[start MATERIAL]

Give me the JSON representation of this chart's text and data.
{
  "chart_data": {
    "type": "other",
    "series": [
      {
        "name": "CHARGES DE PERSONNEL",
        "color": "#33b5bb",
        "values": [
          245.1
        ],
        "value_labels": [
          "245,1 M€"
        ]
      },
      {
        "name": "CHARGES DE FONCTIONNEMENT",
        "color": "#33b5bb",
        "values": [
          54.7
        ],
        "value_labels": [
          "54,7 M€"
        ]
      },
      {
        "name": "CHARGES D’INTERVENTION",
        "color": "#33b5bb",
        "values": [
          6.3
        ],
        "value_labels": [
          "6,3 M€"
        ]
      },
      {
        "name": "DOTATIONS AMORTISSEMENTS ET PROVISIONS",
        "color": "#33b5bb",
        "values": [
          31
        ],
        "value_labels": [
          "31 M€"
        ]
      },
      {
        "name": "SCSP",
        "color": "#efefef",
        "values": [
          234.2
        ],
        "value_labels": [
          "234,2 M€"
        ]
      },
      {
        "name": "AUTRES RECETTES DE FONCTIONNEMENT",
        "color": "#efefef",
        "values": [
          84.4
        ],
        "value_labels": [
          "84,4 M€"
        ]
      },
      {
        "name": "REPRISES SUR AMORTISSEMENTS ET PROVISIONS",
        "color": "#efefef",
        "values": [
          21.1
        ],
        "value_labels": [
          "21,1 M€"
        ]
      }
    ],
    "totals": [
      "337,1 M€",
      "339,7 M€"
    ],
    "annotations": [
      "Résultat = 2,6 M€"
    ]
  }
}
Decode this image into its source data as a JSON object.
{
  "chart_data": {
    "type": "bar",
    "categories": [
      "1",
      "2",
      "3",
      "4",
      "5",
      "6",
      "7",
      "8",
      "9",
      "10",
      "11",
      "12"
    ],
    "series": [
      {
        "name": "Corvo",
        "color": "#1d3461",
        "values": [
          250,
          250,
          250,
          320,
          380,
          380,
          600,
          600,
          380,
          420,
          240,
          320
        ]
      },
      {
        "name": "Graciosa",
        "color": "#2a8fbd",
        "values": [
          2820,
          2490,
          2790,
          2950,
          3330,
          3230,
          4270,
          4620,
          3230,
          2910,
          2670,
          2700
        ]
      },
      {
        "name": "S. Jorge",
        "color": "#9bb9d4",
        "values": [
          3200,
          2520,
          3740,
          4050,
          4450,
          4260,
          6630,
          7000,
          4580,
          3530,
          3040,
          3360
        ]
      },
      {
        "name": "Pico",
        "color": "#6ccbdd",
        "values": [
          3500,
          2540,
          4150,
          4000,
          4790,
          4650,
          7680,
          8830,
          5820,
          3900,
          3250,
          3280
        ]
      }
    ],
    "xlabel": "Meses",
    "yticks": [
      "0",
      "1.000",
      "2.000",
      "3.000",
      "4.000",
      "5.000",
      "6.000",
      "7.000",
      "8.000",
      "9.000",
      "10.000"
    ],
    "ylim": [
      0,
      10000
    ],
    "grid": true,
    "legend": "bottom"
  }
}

[end MATERIAL]

-- GIVEN REQUEST --
Your task is to quote the listing above word for word.

-- SOLUTION --
Give me the JSON representation of this chart's text and data.
{
  "chart_data": {
    "type": "other",
    "series": [
      {
        "name": "CHARGES DE PERSONNEL",
        "color": "#33b5bb",
        "values": [
          245.1
        ],
        "value_labels": [
          "245,1 M€"
        ]
      },
      {
        "name": "CHARGES DE FONCTIONNEMENT",
        "color": "#33b5bb",
        "values": [
          54.7
        ],
        "value_labels": [
          "54,7 M€"
        ]
      },
      {
        "name": "CHARGES D’INTERVENTION",
        "color": "#33b5bb",
        "values": [
          6.3
        ],
        "value_labels": [
          "6,3 M€"
        ]
      },
      {
        "name": "DOTATIONS AMORTISSEMENTS ET PROVISIONS",
        "color": "#33b5bb",
        "values": [
          31
        ],
        "value_labels": [
          "31 M€"
        ]
      },
      {
        "name": "SCSP",
        "color": "#efefef",
        "values": [
          234.2
        ],
        "value_labels": [
          "234,2 M€"
        ]
      },
      {
        "name": "AUTRES RECETTES DE FONCTIONNEMENT",
        "color": "#efefef",
        "values": [
          84.4
        ],
        "value_labels": [
          "84,4 M€"
        ]
      },
      {
        "name": "REPRISES SUR AMORTISSEMENTS ET PROVISIONS",
        "color": "#efefef",
        "values": [
          21.1
        ],
        "value_labels": [
          "21,1 M€"
        ]
      }
    ],
    "totals": [
      "337,1 M€",
      "339,7 M€"
    ],
    "annotations": [
      "Résultat = 2,6 M€"
    ]
  }
}
Decode this image into its source data as a JSON object.
{
  "chart_data": {
    "type": "bar",
    "categories": [
      "1",
      "2",
      "3",
      "4",
      "5",
      "6",
      "7",
      "8",
      "9",
      "10",
      "11",
      "12"
    ],
    "series": [
      {
        "name": "Corvo",
        "color": "#1d3461",
        "values": [
          250,
          250,
          250,
          320,
          380,
          380,
          600,
          600,
          380,
          420,
          240,
          320
        ]
      },
      {
        "name": "Graciosa",
        "color": "#2a8fbd",
        "values": [
          2820,
          2490,
          2790,
          2950,
          3330,
          3230,
          4270,
          4620,
          3230,
          2910,
          2670,
          2700
        ]
      },
      {
        "name": "S. Jorge",
        "color": "#9bb9d4",
        "values": [
          3200,
          2520,
          3740,
          4050,
          4450,
          4260,
          6630,
          7000,
          4580,
          3530,
          3040,
          3360
        ]
      },
      {
        "name": "Pico",
        "color": "#6ccbdd",
        "values": [
          3500,
          2540,
          4150,
          4000,
          4790,
          4650,
          7680,
          8830,
          5820,
          3900,
          3250,
          3280
        ]
      }
    ],
    "xlabel": "Meses",
    "yticks": [
      "0",
      "1.000",
      "2.000",
      "3.000",
      "4.000",
      "5.000",
      "6.000",
      "7.000",
      "8.000",
      "9.000",
      "10.000"
    ],
    "ylim": [
      0,
      10000
    ],
    "grid": true,
    "legend": "bottom"
  }
}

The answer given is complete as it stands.